**Exercise goal:** Express every line of the data entries as a JSON list of strings, one string per line, skipping blank lines.

Data entries:

|---|

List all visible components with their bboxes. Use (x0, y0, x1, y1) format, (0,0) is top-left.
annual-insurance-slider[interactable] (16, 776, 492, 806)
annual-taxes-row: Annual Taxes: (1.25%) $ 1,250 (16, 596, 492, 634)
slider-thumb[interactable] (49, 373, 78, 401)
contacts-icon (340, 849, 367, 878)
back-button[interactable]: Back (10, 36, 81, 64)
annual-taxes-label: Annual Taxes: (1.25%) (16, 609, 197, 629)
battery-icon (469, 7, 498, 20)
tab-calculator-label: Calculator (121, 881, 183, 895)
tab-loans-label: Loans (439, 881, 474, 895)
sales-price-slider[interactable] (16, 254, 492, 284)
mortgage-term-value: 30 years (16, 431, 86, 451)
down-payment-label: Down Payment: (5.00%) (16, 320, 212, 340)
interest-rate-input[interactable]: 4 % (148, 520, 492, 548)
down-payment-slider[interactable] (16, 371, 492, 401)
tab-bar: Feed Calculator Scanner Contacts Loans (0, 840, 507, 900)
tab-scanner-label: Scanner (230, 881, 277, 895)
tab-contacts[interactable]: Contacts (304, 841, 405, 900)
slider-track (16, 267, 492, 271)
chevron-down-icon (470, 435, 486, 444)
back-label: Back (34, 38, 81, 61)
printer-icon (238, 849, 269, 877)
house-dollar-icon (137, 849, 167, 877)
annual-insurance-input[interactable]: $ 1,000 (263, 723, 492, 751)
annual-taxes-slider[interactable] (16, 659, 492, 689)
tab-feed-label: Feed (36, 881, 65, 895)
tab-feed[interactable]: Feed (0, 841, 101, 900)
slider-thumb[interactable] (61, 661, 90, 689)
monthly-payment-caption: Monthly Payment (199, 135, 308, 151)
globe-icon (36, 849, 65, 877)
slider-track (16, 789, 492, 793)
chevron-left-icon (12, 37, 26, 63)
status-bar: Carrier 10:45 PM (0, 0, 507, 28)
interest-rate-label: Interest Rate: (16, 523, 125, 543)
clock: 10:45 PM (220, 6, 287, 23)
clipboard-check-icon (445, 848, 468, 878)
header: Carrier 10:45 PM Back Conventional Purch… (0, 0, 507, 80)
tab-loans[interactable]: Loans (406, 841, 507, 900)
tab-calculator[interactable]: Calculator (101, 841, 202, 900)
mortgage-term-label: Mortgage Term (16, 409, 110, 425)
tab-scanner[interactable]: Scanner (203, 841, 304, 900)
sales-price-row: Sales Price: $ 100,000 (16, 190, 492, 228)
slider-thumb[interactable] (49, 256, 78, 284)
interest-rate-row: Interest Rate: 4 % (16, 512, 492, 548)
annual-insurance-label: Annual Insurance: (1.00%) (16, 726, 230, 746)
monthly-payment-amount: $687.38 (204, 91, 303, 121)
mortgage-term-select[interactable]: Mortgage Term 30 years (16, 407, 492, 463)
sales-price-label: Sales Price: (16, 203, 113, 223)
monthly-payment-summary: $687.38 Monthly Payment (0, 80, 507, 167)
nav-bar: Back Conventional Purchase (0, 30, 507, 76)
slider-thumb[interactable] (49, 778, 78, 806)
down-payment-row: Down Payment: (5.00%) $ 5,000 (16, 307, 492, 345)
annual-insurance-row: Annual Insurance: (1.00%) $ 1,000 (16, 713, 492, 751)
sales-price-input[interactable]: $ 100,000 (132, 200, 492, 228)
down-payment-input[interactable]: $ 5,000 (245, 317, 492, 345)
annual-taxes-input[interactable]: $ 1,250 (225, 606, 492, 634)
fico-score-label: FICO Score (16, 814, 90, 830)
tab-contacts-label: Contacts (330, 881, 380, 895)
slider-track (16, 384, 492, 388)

|---|

**Written response:**
[
  "List all visible components with their bboxes. Use (x0, y0, x1, y1) format, (0,0) is top-left.",
  "annual-insurance-slider[interactable] (16, 776, 492, 806)",
  "annual-taxes-row: Annual Taxes: (1.25%) $ 1,250 (16, 596, 492, 634)",
  "slider-thumb[interactable] (49, 373, 78, 401)",
  "contacts-icon (340, 849, 367, 878)",
  "back-button[interactable]: Back (10, 36, 81, 64)",
  "annual-taxes-label: Annual Taxes: (1.25%) (16, 609, 197, 629)",
  "battery-icon (469, 7, 498, 20)",
  "tab-calculator-label: Calculator (121, 881, 183, 895)",
  "tab-loans-label: Loans (439, 881, 474, 895)",
  "sales-price-slider[interactable] (16, 254, 492, 284)",
  "mortgage-term-value: 30 years (16, 431, 86, 451)",
  "down-payment-label: Down Payment: (5.00%) (16, 320, 212, 340)",
  "interest-rate-input[interactable]: 4 % (148, 520, 492, 548)",
  "down-payment-slider[interactable] (16, 371, 492, 401)",
  "tab-bar: Feed Calculator Scanner Contacts Loans (0, 840, 507, 900)",
  "tab-scanner-label: Scanner (230, 881, 277, 895)",
  "tab-contacts[interactable]: Contacts (304, 841, 405, 900)",
  "slider-track (16, 267, 492, 271)",
  "chevron-down-icon (470, 435, 486, 444)",
  "back-label: Back (34, 38, 81, 61)",
  "printer-icon (238, 849, 269, 877)",
  "house-dollar-icon (137, 849, 167, 877)",
  "annual-insurance-input[interactable]: $ 1,000 (263, 723, 492, 751)",
  "annual-taxes-slider[interactable] (16, 659, 492, 689)",
  "tab-feed-label: Feed (36, 881, 65, 895)",
  "tab-feed[interactable]: Feed (0, 841, 101, 900)",
  "slider-thumb[interactable] (61, 661, 90, 689)",
  "monthly-payment-caption: Monthly Payment (199, 135, 308, 151)",
  "globe-icon (36, 849, 65, 877)",
  "slider-track (16, 789, 492, 793)",
  "chevron-left-icon (12, 37, 26, 63)",
  "status-bar: Carrier 10:45 PM (0, 0, 507, 28)",
  "interest-rate-label: Interest Rate: (16, 523, 125, 543)",
  "clock: 10:45 PM (220, 6, 287, 23)",
  "clipboard-check-icon (445, 848, 468, 878)",
  "header: Carrier 10:45 PM Back Conventional Purch… (0, 0, 507, 80)",
  "tab-loans[interactable]: Loans (406, 841, 507, 900)",
  "tab-calculator[interactable]: Calculator (101, 841, 202, 900)",
  "mortgage-term-label: Mortgage Term (16, 409, 110, 425)",
  "tab-scanner[interactable]: Scanner (203, 841, 304, 900)",
  "sales-price-row: Sales Price: $ 100,000 (16, 190, 492, 228)",
  "slider-thumb[interactable] (49, 256, 78, 284)",
  "interest-rate-row: Interest Rate: 4 % (16, 512, 492, 548)",
  "annual-insurance-label: Annual Insurance: (1.00%) (16, 726, 230, 746)",
  "monthly-payment-amount: $687.38 (204, 91, 303, 121)",
  "mortgage-term-select[interactable]: Mortgage Term 30 years (16, 407, 492, 463)",
  "sales-price-label: Sales Price: (16, 203, 113, 223)",
  "monthly-payment-summary: $687.38 Monthly Payment (0, 80, 507, 167)",
  "nav-bar: Back Conventional Purchase (0, 30, 507, 76)",
  "slider-thumb[interactable] (49, 778, 78, 806)",
  "down-payment-row: Down Payment: (5.00%) $ 5,000 (16, 307, 492, 345)",
  "annual-insurance-row: Annual Insurance: (1.00%) $ 1,000 (16, 713, 492, 751)",
  "sales-price-input[interactable]: $ 100,000 (132, 200, 492, 228)",
  "down-payment-input[interactable]: $ 5,000 (245, 317, 492, 345)",
  "annual-taxes-input[interactable]: $ 1,250 (225, 606, 492, 634)",
  "fico-score-label: FICO Score (16, 814, 90, 830)",
  "tab-contacts-label: Contacts (330, 881, 380, 895)",
  "slider-track (16, 384, 492, 388)"
]